■ Aim of the exercise ■
Repeat what the lines below say, word for word, and skip every image.

■ Dataset records ■
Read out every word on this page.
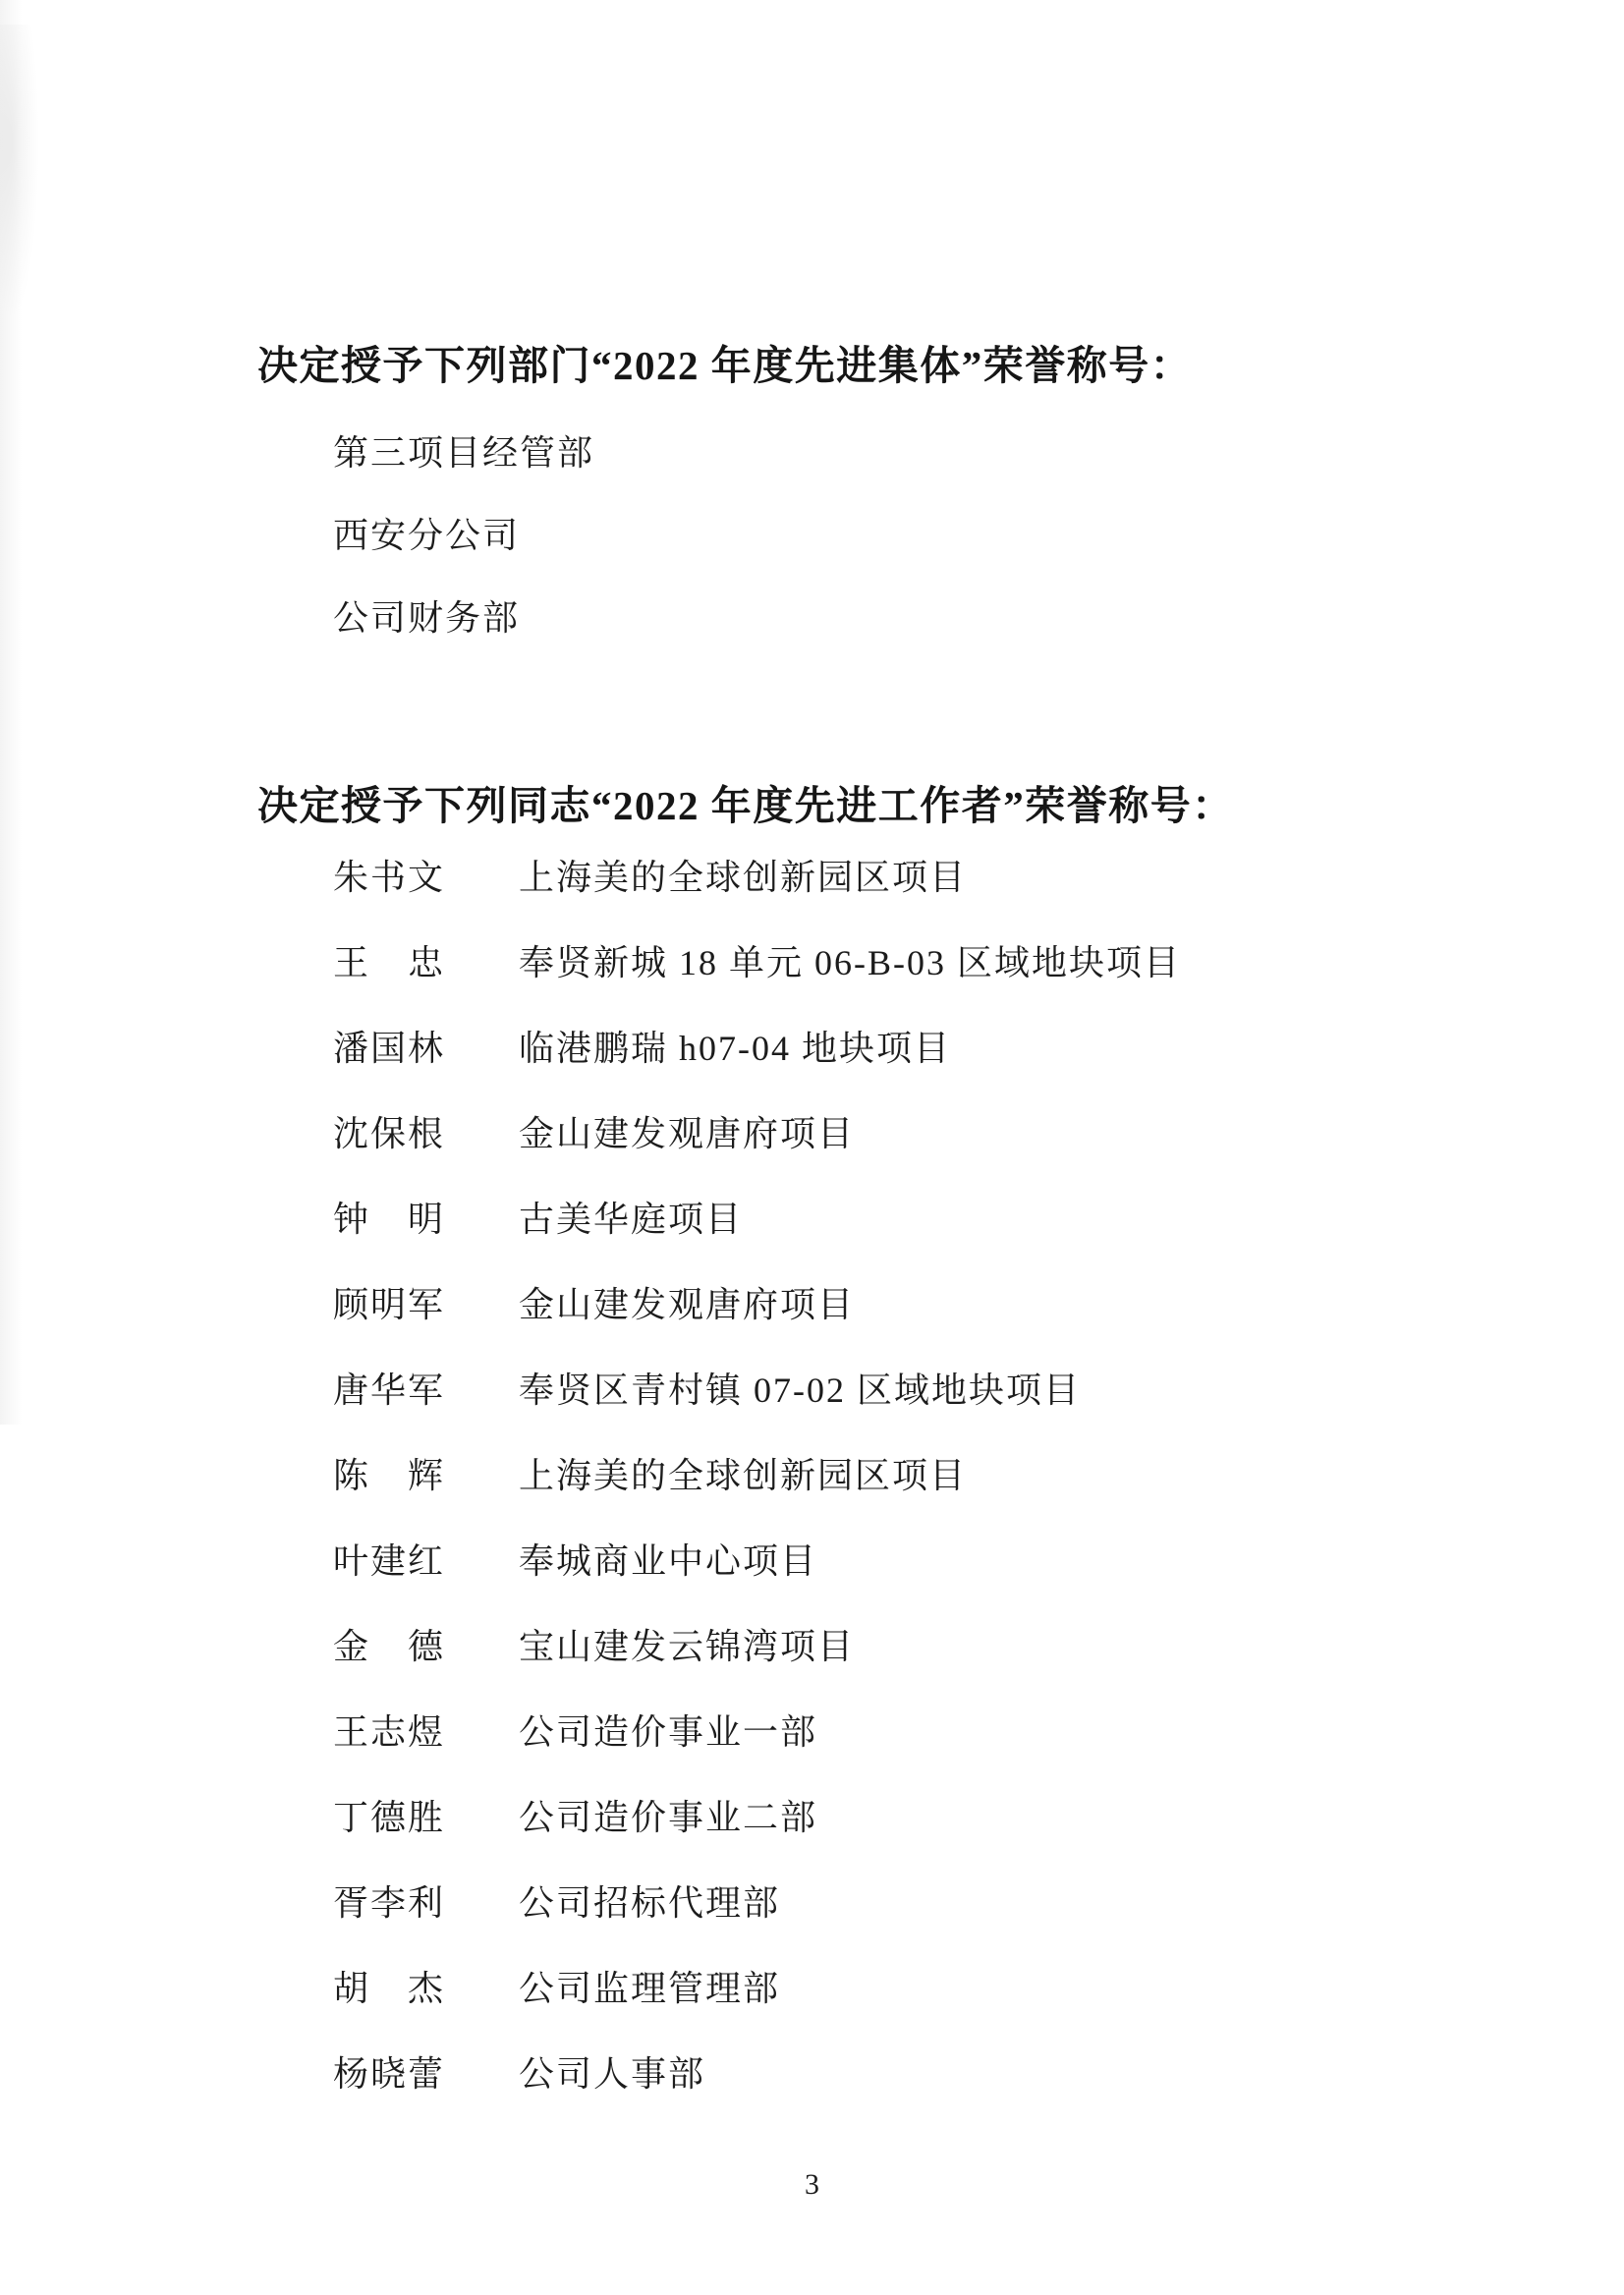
决定授予下列部门“2022 年度先进集体”荣誉称号：
第三项目经管部
西安分公司
公司财务部
决定授予下列同志“2022 年度先进工作者”荣誉称号：
朱书文	上海美的全球创新园区项目
王　忠	奉贤新城 18 单元 06-B-03 区域地块项目
潘国林	临港鹏瑞 h07-04 地块项目
沈保根	金山建发观唐府项目
钟　明	古美华庭项目
顾明军	金山建发观唐府项目
唐华军	奉贤区青村镇 07-02 区域地块项目
陈　辉	上海美的全球创新园区项目
叶建红	奉城商业中心项目
金　德	宝山建发云锦湾项目
王志煜	公司造价事业一部
丁德胜	公司造价事业二部
胥李利	公司招标代理部
胡　杰	公司监理管理部
杨晓蕾	公司人事部
3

■ Answer for the task ■
Read out every word on this page.
决定授予下列部门“2022 年度先进集体”荣誉称号：
第三项目经管部
西安分公司
公司财务部
决定授予下列同志“2022 年度先进工作者”荣誉称号：
朱书文	上海美的全球创新园区项目
王　忠	奉贤新城 18 单元 06-B-03 区域地块项目
潘国林	临港鹏瑞 h07-04 地块项目
沈保根	金山建发观唐府项目
钟　明	古美华庭项目
顾明军	金山建发观唐府项目
唐华军	奉贤区青村镇 07-02 区域地块项目
陈　辉	上海美的全球创新园区项目
叶建红	奉城商业中心项目
金　德	宝山建发云锦湾项目
王志煜	公司造价事业一部
丁德胜	公司造价事业二部
胥李利	公司招标代理部
胡　杰	公司监理管理部
杨晓蕾	公司人事部
3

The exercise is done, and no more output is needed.